Copy out every line containing the word "kapcsolatos".

Stored records:
# # # # #
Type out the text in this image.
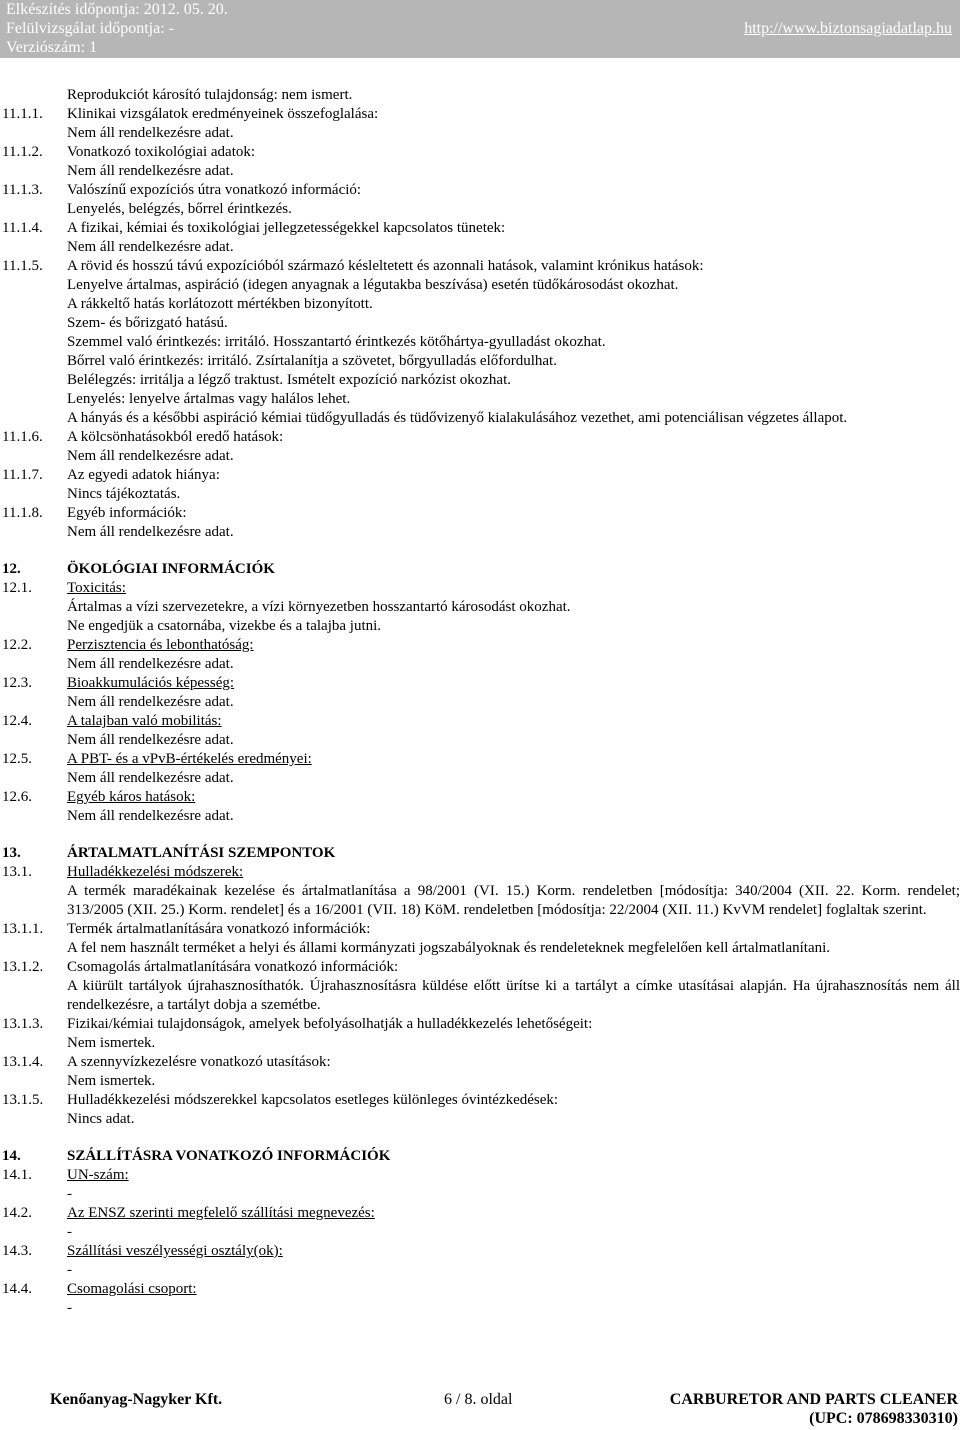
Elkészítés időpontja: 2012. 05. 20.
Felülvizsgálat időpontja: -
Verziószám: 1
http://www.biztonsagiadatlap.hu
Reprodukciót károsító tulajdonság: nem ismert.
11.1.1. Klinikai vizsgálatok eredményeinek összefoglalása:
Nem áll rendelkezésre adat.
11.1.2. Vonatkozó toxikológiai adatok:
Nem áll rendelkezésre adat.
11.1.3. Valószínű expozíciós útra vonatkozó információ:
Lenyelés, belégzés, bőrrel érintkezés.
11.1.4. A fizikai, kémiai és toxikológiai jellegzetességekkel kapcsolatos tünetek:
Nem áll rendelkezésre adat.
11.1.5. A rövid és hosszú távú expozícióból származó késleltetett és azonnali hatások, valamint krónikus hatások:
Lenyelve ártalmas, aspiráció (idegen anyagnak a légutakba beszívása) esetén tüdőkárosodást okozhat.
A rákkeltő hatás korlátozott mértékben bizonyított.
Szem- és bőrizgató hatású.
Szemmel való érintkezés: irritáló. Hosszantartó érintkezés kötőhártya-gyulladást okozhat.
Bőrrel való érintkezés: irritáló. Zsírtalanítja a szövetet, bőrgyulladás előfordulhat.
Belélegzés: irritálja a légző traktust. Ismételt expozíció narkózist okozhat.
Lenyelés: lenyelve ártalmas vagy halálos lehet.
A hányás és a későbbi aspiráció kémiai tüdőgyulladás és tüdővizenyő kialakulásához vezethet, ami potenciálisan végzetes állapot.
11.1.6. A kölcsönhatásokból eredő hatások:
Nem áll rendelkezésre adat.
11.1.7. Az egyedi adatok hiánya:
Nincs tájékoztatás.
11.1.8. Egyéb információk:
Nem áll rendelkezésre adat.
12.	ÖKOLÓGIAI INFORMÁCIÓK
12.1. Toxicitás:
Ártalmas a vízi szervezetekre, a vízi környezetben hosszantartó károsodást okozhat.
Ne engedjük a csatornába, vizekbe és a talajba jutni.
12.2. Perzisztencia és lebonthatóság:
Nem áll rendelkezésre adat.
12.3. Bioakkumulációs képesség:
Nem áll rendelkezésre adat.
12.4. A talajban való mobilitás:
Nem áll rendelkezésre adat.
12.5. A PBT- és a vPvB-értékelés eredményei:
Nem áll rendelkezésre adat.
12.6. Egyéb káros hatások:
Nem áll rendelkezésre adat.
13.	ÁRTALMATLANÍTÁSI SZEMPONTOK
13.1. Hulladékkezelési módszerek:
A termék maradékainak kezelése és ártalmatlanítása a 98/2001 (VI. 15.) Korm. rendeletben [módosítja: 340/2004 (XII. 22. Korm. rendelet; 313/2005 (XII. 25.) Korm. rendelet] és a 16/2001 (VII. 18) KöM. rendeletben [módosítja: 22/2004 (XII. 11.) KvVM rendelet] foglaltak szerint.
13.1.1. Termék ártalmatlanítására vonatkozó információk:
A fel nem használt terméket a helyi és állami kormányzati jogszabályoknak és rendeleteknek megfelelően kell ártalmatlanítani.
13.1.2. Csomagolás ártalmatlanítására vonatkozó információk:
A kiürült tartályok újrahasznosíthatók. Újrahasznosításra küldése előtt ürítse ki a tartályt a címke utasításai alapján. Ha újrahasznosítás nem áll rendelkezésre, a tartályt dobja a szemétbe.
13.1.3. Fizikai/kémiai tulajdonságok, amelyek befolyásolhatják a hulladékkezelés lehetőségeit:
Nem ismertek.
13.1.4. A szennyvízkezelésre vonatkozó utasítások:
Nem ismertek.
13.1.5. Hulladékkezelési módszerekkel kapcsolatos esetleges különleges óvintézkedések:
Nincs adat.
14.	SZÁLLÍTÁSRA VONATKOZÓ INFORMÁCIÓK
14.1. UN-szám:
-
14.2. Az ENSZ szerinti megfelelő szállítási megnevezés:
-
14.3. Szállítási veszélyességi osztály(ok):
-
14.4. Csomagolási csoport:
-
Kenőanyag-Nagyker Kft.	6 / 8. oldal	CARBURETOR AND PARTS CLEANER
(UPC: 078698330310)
# # # # #
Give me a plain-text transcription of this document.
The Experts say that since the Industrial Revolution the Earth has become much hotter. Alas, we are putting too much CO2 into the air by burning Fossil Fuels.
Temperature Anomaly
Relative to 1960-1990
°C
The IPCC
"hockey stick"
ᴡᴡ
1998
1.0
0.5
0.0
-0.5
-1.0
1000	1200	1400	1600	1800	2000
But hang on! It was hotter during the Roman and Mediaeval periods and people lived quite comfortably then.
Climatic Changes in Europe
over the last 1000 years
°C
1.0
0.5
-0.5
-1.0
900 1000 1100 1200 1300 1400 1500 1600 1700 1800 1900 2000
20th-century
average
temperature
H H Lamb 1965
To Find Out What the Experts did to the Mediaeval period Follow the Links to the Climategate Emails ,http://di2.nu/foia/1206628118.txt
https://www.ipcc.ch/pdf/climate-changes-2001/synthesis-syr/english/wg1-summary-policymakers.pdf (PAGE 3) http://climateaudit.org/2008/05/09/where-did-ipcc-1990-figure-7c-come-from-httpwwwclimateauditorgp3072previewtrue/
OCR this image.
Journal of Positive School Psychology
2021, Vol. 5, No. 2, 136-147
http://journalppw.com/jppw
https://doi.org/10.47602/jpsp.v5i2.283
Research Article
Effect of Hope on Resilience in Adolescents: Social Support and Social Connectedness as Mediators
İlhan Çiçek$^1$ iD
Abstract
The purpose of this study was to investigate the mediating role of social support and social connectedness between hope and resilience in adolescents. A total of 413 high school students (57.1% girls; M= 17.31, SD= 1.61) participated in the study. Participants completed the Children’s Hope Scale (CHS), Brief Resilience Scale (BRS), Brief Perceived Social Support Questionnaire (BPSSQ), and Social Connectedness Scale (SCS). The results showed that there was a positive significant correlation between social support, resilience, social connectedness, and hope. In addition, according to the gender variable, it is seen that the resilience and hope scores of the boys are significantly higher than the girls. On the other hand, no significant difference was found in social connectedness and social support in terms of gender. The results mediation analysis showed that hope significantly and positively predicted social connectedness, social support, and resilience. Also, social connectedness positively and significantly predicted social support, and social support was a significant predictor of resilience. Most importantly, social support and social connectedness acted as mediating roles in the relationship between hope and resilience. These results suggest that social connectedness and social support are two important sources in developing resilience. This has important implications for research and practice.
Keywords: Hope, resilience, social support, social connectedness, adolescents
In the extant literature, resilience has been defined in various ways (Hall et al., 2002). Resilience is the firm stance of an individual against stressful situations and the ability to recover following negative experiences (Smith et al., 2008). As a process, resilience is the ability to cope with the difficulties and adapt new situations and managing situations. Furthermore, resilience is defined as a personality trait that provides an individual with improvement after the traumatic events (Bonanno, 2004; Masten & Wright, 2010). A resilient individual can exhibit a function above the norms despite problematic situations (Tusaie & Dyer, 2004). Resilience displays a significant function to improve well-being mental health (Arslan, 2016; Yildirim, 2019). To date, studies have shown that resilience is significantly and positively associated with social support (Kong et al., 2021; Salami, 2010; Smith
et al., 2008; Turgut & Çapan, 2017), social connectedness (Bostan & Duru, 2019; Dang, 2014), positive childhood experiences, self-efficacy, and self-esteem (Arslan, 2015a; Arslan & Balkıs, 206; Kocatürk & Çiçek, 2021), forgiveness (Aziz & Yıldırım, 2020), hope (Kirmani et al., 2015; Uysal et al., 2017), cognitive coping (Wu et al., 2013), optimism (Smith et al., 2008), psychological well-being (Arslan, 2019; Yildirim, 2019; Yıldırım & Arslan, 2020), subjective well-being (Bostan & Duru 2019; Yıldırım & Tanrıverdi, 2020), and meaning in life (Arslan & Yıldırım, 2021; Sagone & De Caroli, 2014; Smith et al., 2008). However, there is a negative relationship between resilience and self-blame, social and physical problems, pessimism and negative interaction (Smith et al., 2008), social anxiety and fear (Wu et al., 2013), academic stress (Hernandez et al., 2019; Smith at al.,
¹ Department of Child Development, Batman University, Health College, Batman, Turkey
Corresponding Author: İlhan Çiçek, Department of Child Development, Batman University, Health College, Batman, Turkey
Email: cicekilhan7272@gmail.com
# # # # #
REPLY:
11.1.4. A fizikai, kémiai és toxikológiai jellegzetességekkel kapcsolatos tünetek:
13.1.5. Hulladékkezelési módszerekkel kapcsolatos esetleges különleges óvintézkedések:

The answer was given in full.